Exercise directions:
Set down the whole listing verbatim.

Listed entries:
····················

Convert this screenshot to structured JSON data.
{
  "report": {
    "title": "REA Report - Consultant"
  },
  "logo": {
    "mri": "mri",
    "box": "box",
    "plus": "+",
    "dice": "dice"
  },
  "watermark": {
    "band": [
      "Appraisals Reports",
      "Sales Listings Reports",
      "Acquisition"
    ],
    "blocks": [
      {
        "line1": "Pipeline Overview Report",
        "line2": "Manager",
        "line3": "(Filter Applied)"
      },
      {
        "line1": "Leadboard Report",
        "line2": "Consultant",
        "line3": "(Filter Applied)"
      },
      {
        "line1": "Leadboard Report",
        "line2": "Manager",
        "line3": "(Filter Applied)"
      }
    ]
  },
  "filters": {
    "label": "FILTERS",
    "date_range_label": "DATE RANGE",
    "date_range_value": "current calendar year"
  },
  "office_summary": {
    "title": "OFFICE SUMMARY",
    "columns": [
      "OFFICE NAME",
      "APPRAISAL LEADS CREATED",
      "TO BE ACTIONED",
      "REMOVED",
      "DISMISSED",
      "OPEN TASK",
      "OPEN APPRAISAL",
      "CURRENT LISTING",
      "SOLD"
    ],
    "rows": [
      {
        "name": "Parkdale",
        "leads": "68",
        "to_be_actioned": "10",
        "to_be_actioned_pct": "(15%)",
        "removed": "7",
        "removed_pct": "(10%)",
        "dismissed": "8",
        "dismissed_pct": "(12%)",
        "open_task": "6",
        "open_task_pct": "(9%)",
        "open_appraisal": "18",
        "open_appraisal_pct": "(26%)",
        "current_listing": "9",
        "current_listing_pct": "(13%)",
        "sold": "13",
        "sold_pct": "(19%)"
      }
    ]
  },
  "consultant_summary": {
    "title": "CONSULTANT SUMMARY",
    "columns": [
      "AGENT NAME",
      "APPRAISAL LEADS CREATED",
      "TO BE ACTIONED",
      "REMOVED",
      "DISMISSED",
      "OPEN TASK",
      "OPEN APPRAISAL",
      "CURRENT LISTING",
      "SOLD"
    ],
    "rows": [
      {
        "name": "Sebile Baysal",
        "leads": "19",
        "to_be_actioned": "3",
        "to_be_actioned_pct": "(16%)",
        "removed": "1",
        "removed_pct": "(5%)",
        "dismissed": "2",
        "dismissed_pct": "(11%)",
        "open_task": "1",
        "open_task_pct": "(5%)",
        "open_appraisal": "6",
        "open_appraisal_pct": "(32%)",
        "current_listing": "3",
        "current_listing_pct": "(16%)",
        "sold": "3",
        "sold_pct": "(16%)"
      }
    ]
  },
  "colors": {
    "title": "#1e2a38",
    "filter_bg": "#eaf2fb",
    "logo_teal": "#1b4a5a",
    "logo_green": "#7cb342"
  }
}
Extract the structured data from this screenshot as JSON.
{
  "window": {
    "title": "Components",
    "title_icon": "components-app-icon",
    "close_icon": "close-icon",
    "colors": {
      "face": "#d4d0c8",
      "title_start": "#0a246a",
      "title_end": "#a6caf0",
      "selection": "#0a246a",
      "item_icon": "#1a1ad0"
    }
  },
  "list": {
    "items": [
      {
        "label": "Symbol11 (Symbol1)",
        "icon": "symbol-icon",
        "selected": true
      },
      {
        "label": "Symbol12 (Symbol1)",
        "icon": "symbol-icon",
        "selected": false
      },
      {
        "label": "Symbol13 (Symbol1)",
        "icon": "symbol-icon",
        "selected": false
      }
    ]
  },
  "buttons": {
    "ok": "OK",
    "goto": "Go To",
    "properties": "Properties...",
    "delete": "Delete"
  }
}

····················

Task solution:
Convert this screenshot to structured JSON data.
{
  "report": {
    "title": "REA Report - Consultant"
  },
  "logo": {
    "mri": "mri",
    "box": "box",
    "plus": "+",
    "dice": "dice"
  },
  "watermark": {
    "band": [
      "Appraisals Reports",
      "Sales Listings Reports",
      "Acquisition"
    ],
    "blocks": [
      {
        "line1": "Pipeline Overview Report",
        "line2": "Manager",
        "line3": "(Filter Applied)"
      },
      {
        "line1": "Leadboard Report",
        "line2": "Consultant",
        "line3": "(Filter Applied)"
      },
      {
        "line1": "Leadboard Report",
        "line2": "Manager",
        "line3": "(Filter Applied)"
      }
    ]
  },
  "filters": {
    "label": "FILTERS",
    "date_range_label": "DATE RANGE",
    "date_range_value": "current calendar year"
  },
  "office_summary": {
    "title": "OFFICE SUMMARY",
    "columns": [
      "OFFICE NAME",
      "APPRAISAL LEADS CREATED",
      "TO BE ACTIONED",
      "REMOVED",
      "DISMISSED",
      "OPEN TASK",
      "OPEN APPRAISAL",
      "CURRENT LISTING",
      "SOLD"
    ],
    "rows": [
      {
        "name": "Parkdale",
        "leads": "68",
        "to_be_actioned": "10",
        "to_be_actioned_pct": "(15%)",
        "removed": "7",
        "removed_pct": "(10%)",
        "dismissed": "8",
        "dismissed_pct": "(12%)",
        "open_task": "6",
        "open_task_pct": "(9%)",
        "open_appraisal": "18",
        "open_appraisal_pct": "(26%)",
        "current_listing": "9",
        "current_listing_pct": "(13%)",
        "sold": "13",
        "sold_pct": "(19%)"
      }
    ]
  },
  "consultant_summary": {
    "title": "CONSULTANT SUMMARY",
    "columns": [
      "AGENT NAME",
      "APPRAISAL LEADS CREATED",
      "TO BE ACTIONED",
      "REMOVED",
      "DISMISSED",
      "OPEN TASK",
      "OPEN APPRAISAL",
      "CURRENT LISTING",
      "SOLD"
    ],
    "rows": [
      {
        "name": "Sebile Baysal",
        "leads": "19",
        "to_be_actioned": "3",
        "to_be_actioned_pct": "(16%)",
        "removed": "1",
        "removed_pct": "(5%)",
        "dismissed": "2",
        "dismissed_pct": "(11%)",
        "open_task": "1",
        "open_task_pct": "(5%)",
        "open_appraisal": "6",
        "open_appraisal_pct": "(32%)",
        "current_listing": "3",
        "current_listing_pct": "(16%)",
        "sold": "3",
        "sold_pct": "(16%)"
      }
    ]
  },
  "colors": {
    "title": "#1e2a38",
    "filter_bg": "#eaf2fb",
    "logo_teal": "#1b4a5a",
    "logo_green": "#7cb342"
  }
}
Extract the structured data from this screenshot as JSON.
{
  "window": {
    "title": "Components",
    "title_icon": "components-app-icon",
    "close_icon": "close-icon",
    "colors": {
      "face": "#d4d0c8",
      "title_start": "#0a246a",
      "title_end": "#a6caf0",
      "selection": "#0a246a",
      "item_icon": "#1a1ad0"
    }
  },
  "list": {
    "items": [
      {
        "label": "Symbol11 (Symbol1)",
        "icon": "symbol-icon",
        "selected": true
      },
      {
        "label": "Symbol12 (Symbol1)",
        "icon": "symbol-icon",
        "selected": false
      },
      {
        "label": "Symbol13 (Symbol1)",
        "icon": "symbol-icon",
        "selected": false
      }
    ]
  },
  "buttons": {
    "ok": "OK",
    "goto": "Go To",
    "properties": "Properties...",
    "delete": "Delete"
  }
}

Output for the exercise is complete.